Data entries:
☆ ☆ ☆ ☆ ☆
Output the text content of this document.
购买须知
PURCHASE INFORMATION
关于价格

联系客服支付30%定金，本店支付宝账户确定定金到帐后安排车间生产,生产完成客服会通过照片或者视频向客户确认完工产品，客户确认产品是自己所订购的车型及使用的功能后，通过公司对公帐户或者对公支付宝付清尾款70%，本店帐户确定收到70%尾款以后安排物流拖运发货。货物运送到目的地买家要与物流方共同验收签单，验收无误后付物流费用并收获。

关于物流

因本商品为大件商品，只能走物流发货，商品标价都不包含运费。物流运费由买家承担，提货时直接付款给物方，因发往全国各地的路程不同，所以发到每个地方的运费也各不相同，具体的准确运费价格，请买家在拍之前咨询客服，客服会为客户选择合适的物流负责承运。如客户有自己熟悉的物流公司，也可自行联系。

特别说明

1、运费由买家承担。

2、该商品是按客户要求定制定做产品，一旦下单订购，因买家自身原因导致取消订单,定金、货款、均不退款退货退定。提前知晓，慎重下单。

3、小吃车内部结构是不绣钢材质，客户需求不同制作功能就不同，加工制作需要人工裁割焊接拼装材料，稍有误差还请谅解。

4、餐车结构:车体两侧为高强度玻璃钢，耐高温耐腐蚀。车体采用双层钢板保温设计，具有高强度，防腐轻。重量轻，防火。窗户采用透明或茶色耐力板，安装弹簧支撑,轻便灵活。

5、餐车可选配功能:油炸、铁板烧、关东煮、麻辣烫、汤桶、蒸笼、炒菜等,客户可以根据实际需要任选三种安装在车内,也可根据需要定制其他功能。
☆ ☆ ☆ ☆ ☆
• [Aim of the exercise]: Transcribe each entry exactly.

• [Task output]:
Output the text content of this document.
购买须知
PURCHASE INFORMATION
关于价格

联系客服支付30%定金，本店支付宝账户确定定金到帐后安排车间生产,生产完成客服会通过照片或者视频向客户确认完工产品，客户确认产品是自己所订购的车型及使用的功能后，通过公司对公帐户或者对公支付宝付清尾款70%，本店帐户确定收到70%尾款以后安排物流拖运发货。货物运送到目的地买家要与物流方共同验收签单，验收无误后付物流费用并收获。

关于物流

因本商品为大件商品，只能走物流发货，商品标价都不包含运费。物流运费由买家承担，提货时直接付款给物方，因发往全国各地的路程不同，所以发到每个地方的运费也各不相同，具体的准确运费价格，请买家在拍之前咨询客服，客服会为客户选择合适的物流负责承运。如客户有自己熟悉的物流公司，也可自行联系。

特别说明

1、运费由买家承担。

2、该商品是按客户要求定制定做产品，一旦下单订购，因买家自身原因导致取消订单,定金、货款、均不退款退货退定。提前知晓，慎重下单。

3、小吃车内部结构是不绣钢材质，客户需求不同制作功能就不同，加工制作需要人工裁割焊接拼装材料，稍有误差还请谅解。

4、餐车结构:车体两侧为高强度玻璃钢，耐高温耐腐蚀。车体采用双层钢板保温设计，具有高强度，防腐轻。重量轻，防火。窗户采用透明或茶色耐力板，安装弹簧支撑,轻便灵活。

5、餐车可选配功能:油炸、铁板烧、关东煮、麻辣烫、汤桶、蒸笼、炒菜等,客户可以根据实际需要任选三种安装在车内,也可根据需要定制其他功能。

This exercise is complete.